From the entries that follow, extract each line holding the string "Please".
------ SUPPLIED ENTRIES
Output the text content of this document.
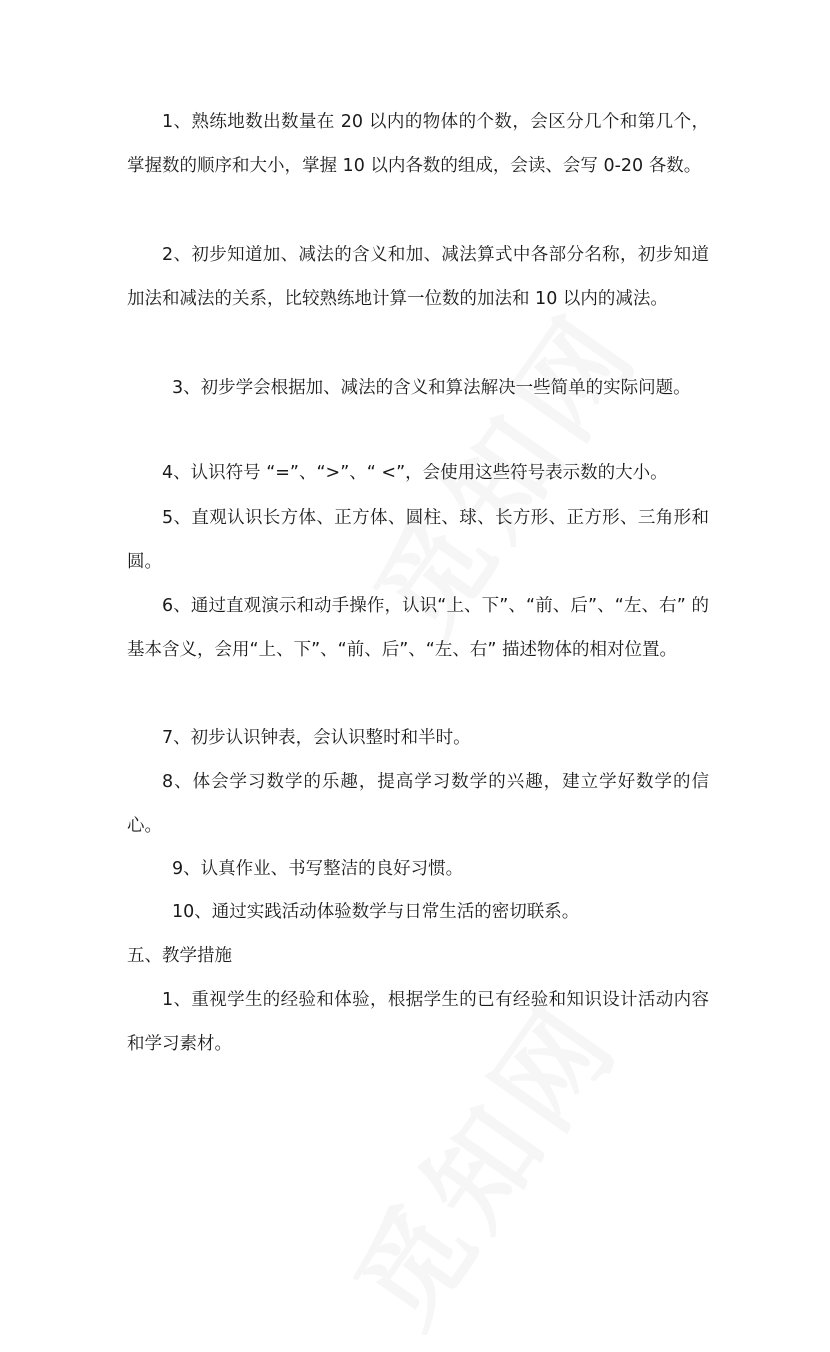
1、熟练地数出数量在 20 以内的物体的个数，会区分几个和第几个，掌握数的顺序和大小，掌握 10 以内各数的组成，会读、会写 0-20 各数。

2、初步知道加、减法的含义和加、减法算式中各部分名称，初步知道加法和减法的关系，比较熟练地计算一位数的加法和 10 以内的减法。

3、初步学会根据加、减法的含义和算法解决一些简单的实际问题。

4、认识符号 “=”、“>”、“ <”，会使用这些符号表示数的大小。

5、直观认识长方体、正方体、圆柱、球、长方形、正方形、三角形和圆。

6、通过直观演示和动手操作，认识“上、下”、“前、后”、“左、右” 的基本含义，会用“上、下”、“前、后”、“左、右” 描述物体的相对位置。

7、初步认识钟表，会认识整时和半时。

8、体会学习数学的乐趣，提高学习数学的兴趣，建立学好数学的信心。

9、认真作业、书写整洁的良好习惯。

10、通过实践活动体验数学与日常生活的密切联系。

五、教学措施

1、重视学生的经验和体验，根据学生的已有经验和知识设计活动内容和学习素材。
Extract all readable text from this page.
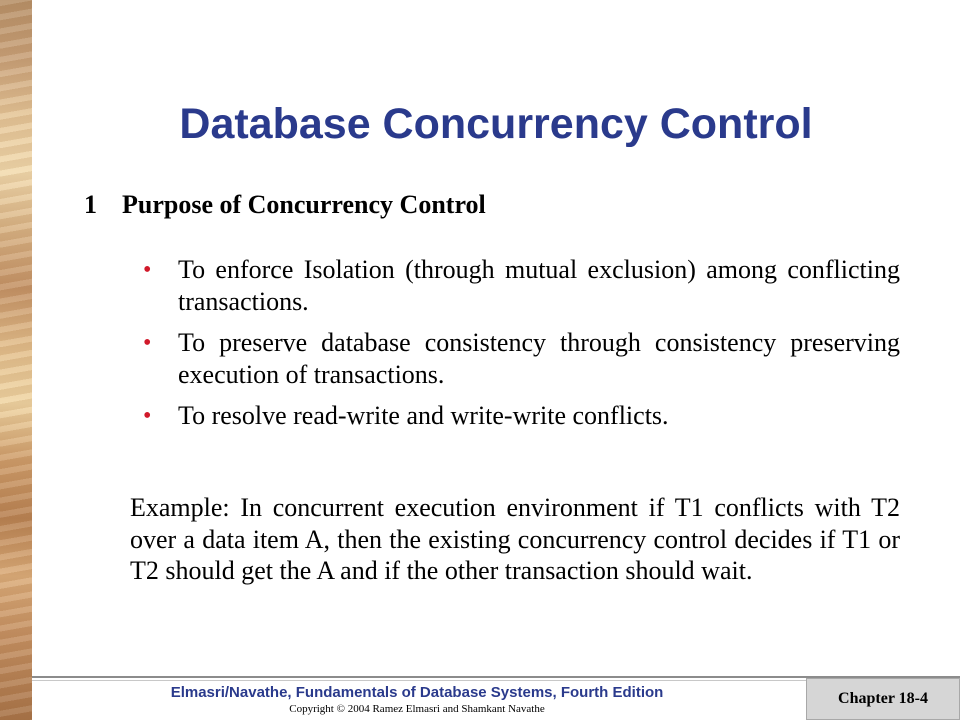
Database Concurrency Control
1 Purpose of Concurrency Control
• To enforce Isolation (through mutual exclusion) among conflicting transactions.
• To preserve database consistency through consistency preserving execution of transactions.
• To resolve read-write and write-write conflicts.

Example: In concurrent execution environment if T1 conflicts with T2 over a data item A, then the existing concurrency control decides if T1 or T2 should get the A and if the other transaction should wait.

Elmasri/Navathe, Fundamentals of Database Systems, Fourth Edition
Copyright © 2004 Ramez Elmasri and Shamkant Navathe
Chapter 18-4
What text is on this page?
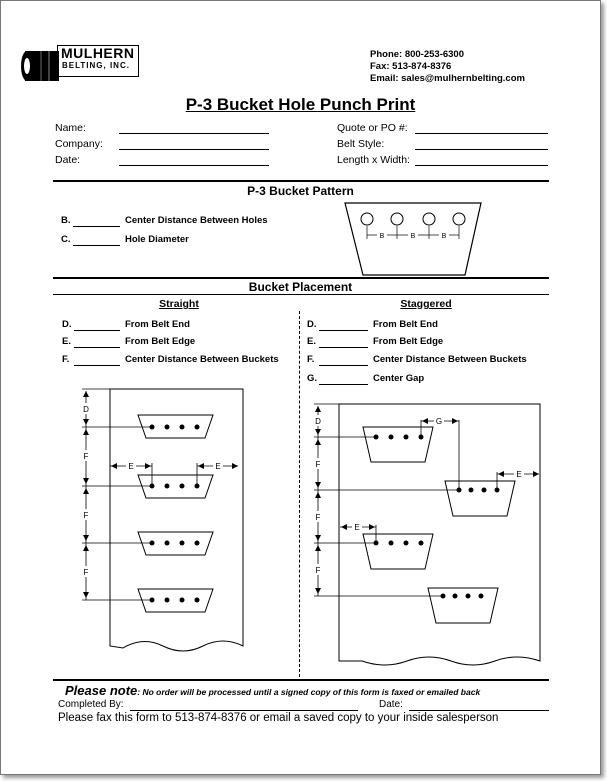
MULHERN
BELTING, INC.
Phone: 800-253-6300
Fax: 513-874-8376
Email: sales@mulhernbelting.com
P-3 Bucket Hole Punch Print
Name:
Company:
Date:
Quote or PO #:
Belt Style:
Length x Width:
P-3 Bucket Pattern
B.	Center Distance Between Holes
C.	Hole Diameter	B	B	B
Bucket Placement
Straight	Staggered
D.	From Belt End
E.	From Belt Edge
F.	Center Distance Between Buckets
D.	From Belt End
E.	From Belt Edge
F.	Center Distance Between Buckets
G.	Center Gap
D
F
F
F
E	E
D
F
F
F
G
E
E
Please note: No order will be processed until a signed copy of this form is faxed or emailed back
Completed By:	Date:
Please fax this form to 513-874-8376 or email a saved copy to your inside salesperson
------------
------ SUPPLIED ENTRIES
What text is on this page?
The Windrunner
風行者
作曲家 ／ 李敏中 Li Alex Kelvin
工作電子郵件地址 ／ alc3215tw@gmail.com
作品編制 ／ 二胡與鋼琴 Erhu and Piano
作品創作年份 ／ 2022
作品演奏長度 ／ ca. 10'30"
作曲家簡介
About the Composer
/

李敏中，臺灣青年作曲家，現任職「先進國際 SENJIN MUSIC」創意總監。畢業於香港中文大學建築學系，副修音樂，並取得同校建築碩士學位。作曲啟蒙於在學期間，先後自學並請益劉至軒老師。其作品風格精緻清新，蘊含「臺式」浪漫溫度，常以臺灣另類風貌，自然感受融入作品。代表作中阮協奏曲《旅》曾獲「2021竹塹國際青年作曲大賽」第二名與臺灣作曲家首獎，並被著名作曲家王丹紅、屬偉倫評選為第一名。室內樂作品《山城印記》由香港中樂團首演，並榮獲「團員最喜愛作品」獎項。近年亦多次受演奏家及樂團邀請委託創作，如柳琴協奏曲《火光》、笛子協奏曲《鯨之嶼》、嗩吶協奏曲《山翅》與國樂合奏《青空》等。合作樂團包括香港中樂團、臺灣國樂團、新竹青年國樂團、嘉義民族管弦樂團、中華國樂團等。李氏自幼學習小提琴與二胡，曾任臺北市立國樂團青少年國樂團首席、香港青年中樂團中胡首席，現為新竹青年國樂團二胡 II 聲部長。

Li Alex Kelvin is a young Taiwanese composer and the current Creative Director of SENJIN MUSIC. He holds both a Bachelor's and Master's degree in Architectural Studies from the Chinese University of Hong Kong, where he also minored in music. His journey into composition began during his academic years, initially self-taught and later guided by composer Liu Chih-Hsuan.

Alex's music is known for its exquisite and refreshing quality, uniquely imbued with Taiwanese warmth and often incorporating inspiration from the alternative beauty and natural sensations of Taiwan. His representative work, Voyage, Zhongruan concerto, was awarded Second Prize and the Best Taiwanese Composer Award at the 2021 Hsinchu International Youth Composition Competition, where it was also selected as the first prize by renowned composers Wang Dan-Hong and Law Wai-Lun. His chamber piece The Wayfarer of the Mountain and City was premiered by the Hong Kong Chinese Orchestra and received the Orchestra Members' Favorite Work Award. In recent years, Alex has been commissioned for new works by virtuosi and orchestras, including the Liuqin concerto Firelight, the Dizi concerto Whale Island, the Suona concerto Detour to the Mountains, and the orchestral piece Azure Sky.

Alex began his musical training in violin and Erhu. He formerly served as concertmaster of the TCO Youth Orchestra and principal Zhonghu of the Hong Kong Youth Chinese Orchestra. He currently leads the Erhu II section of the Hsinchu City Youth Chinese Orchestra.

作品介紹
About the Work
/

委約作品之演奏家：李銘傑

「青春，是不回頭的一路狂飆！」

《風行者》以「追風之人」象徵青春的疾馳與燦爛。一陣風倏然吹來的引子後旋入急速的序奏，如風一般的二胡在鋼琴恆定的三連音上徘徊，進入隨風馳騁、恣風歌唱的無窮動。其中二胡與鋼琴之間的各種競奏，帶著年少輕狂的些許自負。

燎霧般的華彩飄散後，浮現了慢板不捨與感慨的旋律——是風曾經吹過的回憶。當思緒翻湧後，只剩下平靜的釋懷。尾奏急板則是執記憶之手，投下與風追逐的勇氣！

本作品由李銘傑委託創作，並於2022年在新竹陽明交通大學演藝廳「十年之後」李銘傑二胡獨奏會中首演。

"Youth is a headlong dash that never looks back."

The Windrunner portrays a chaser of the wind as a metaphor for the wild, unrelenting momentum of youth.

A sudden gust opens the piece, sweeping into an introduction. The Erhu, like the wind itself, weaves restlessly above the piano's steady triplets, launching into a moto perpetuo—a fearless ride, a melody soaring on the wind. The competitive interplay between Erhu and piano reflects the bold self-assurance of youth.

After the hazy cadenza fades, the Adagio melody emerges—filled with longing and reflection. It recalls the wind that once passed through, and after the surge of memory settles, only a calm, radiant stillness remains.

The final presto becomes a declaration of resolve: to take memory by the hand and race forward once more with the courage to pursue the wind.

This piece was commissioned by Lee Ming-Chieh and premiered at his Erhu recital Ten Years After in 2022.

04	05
------------
**EXERCISE RESPONSE:**
Please note: No order will be processed until a signed copy of this form is faxed or emailed back
Please fax this form to 513-874-8376 or email a saved copy to your inside salesperson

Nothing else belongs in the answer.